Provided records —
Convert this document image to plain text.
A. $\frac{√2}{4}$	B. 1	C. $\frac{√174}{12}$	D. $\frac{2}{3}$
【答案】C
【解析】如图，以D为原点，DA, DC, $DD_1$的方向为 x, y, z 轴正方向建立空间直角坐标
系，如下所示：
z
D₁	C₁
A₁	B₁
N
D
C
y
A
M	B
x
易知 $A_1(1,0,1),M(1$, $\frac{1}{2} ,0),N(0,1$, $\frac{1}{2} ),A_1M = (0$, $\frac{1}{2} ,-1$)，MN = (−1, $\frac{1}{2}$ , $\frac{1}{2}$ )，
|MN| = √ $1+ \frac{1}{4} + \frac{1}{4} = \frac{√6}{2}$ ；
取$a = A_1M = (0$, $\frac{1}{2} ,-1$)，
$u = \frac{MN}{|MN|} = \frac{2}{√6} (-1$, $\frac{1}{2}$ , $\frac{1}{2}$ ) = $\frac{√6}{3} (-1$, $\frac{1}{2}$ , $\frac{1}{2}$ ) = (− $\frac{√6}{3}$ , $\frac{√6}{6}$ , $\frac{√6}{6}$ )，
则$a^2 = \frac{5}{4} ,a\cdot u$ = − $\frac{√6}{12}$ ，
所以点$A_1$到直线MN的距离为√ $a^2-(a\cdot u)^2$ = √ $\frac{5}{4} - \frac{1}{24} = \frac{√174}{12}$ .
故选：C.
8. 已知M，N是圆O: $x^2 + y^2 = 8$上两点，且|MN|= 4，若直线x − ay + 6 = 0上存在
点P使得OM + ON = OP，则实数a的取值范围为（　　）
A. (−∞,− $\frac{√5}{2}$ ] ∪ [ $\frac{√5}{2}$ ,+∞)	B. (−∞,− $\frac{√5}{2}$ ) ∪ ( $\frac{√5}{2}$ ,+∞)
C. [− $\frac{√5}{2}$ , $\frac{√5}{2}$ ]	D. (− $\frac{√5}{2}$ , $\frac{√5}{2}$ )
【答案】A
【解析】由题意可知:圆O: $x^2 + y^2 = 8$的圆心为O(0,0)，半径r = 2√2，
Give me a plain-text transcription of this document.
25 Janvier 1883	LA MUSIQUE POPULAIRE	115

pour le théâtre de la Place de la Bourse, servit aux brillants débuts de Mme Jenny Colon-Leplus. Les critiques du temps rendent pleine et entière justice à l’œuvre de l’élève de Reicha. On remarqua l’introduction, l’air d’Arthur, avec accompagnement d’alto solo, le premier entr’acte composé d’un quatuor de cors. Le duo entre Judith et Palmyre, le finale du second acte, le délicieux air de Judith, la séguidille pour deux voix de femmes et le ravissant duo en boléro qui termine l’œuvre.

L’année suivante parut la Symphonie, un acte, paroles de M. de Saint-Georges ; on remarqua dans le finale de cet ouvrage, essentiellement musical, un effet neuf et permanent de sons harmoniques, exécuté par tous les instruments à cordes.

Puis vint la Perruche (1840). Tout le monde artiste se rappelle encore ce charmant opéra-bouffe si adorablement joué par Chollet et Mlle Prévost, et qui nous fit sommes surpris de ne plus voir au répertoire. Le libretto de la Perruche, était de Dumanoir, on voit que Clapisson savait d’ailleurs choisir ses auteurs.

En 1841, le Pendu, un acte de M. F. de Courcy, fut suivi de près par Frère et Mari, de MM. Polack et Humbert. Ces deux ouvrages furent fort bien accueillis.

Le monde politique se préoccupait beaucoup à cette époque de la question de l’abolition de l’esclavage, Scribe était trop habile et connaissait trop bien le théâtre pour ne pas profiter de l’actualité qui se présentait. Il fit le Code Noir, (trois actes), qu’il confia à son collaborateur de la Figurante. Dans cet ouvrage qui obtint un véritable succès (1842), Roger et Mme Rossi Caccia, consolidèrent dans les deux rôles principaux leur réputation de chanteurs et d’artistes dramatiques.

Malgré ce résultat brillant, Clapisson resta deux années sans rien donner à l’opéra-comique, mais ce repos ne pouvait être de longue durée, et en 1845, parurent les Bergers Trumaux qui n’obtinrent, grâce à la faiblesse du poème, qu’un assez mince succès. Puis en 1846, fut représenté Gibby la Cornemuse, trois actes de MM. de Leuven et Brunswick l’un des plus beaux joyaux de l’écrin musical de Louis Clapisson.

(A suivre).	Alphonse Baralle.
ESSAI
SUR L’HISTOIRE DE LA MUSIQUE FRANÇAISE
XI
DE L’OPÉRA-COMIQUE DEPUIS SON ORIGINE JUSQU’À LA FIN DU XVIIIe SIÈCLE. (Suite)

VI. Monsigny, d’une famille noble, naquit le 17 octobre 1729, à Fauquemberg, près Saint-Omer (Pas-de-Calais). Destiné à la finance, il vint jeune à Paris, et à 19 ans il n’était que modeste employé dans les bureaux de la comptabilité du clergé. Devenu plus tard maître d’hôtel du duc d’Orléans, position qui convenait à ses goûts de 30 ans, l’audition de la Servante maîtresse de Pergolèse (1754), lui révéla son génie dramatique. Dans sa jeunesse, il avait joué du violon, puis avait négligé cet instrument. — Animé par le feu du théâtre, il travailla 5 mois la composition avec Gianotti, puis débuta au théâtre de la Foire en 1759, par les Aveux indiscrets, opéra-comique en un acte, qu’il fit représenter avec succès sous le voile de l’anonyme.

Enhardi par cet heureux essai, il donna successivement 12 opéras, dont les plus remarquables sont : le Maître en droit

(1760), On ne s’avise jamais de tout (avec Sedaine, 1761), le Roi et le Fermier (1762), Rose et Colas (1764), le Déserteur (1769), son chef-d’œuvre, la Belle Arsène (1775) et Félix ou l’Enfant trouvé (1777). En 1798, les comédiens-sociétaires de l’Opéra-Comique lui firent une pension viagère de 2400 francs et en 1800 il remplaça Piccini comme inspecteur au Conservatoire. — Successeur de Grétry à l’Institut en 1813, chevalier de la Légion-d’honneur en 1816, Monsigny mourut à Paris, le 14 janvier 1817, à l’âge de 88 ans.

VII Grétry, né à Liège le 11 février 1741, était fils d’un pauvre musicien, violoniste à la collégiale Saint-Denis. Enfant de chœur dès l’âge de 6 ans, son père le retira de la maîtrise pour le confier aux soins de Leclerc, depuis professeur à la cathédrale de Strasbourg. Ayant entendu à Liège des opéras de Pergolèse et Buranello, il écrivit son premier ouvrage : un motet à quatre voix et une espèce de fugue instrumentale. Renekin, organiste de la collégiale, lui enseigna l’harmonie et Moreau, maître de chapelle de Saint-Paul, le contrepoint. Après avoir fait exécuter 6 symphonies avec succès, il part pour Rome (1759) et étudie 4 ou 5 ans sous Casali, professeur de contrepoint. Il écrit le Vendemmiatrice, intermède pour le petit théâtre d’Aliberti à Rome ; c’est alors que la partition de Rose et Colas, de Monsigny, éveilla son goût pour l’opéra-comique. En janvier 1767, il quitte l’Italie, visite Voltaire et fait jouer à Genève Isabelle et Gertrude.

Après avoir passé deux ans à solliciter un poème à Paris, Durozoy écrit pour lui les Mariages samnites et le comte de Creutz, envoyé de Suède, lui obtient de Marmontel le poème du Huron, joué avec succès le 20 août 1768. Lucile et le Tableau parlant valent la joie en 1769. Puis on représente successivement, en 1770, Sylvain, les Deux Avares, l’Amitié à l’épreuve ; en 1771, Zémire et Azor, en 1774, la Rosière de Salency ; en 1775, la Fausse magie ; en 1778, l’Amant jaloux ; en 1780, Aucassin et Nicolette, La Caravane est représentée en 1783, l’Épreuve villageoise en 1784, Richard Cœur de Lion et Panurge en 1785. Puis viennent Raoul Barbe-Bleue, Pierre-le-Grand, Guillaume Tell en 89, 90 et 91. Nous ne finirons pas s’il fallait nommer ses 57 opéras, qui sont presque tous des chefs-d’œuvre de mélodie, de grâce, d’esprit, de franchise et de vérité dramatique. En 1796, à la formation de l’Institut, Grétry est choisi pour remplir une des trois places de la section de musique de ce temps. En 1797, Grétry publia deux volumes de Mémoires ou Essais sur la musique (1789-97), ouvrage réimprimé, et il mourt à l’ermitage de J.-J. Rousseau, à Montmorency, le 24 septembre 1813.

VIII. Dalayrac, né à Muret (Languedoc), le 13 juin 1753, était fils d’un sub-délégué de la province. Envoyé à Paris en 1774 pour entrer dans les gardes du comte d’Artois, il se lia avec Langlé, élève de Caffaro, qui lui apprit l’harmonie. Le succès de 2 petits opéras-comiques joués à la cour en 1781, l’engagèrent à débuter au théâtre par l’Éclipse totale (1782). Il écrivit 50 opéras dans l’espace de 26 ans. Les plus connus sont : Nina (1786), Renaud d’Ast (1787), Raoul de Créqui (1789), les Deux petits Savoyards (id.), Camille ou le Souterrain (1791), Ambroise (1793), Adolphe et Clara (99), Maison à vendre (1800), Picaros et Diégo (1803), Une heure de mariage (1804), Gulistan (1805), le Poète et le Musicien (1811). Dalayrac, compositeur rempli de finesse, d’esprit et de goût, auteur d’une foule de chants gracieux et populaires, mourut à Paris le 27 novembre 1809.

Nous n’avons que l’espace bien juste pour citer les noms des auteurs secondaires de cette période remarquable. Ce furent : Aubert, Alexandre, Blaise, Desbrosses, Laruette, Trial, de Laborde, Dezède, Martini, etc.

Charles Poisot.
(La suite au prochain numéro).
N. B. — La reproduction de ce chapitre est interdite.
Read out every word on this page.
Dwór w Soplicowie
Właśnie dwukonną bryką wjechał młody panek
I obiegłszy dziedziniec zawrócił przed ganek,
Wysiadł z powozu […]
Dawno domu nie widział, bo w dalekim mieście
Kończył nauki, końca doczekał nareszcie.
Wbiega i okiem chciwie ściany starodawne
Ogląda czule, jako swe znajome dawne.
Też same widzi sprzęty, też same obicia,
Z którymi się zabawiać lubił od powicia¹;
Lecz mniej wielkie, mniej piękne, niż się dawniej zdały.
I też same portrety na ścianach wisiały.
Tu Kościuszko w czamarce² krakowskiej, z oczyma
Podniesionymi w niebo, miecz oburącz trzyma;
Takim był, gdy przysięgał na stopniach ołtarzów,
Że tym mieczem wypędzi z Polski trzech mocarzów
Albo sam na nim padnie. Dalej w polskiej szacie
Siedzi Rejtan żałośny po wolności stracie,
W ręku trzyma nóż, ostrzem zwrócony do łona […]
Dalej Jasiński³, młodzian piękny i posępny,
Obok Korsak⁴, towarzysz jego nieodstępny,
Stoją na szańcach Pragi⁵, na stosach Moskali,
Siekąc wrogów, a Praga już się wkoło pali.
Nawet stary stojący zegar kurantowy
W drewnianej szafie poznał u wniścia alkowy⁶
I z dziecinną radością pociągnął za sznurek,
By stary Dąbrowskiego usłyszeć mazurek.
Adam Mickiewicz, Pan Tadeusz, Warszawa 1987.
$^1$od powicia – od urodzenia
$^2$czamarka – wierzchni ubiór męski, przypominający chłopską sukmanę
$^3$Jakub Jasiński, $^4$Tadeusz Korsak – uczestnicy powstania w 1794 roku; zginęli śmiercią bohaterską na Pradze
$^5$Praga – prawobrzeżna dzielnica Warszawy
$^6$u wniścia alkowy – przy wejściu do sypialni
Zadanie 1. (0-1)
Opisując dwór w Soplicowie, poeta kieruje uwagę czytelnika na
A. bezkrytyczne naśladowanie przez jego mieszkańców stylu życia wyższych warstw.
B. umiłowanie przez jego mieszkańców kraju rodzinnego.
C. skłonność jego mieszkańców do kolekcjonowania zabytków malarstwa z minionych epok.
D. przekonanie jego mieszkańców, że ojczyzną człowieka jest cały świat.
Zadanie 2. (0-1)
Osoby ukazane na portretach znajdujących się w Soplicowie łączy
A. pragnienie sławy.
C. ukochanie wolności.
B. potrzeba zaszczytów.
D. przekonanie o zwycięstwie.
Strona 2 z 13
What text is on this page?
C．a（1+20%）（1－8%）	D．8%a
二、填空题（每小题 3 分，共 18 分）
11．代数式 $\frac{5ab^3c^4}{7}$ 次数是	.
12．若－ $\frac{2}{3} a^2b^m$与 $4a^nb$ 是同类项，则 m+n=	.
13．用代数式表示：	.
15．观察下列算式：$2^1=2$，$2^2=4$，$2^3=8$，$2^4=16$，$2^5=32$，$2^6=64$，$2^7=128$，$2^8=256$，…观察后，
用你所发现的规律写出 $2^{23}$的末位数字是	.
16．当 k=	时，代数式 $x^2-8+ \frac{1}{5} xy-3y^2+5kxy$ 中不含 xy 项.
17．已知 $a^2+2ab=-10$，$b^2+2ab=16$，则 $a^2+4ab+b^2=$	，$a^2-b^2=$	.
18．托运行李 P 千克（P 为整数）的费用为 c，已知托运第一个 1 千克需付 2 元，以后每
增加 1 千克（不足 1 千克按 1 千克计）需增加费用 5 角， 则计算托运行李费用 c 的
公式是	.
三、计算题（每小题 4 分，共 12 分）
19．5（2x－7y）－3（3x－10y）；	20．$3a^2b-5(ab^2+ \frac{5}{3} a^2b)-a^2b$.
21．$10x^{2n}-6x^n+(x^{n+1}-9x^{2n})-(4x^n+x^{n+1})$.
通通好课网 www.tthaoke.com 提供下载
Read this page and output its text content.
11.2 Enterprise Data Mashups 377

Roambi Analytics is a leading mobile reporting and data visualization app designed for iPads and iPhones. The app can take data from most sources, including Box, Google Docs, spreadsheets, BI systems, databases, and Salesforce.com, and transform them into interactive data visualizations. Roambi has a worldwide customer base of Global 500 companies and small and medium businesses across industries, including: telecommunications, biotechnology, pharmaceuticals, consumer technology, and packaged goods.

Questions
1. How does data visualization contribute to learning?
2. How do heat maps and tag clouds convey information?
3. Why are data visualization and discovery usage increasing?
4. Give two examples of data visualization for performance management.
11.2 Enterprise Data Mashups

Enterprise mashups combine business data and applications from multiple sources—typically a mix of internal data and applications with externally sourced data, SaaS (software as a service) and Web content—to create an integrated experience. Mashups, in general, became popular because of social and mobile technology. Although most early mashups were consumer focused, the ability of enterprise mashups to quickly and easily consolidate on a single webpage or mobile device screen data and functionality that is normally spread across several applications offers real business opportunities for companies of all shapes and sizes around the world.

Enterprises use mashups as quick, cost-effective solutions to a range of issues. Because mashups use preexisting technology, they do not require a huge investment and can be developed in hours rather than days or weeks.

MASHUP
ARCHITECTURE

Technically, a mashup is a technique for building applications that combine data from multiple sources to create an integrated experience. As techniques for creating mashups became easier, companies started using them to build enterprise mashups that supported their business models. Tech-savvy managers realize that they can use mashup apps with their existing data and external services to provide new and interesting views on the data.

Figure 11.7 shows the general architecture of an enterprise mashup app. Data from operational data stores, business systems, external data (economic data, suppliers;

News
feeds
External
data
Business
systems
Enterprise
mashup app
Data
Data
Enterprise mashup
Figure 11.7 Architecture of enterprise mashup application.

What you are asked to do — Scan the data above; copy every line where "general" appears.

Output —
Enterprise mashups combine business data and applications from multiple sources—typically a mix of internal data and applications with externally sourced data, SaaS (software as a service) and Web content—to create an integrated experience. Mashups, in general, became popular because of social and mobile technology. Although most early mashups were consumer focused, the ability of enterprise mashups to quickly and easily consolidate on a single webpage or mobile device screen data and functionality that is normally spread across several applications offers real business opportunities for companies of all shapes and sizes around the world.
Figure 11.7 shows the general architecture of an enterprise mashup app. Data from operational data stores, business systems, external data (economic data, suppliers;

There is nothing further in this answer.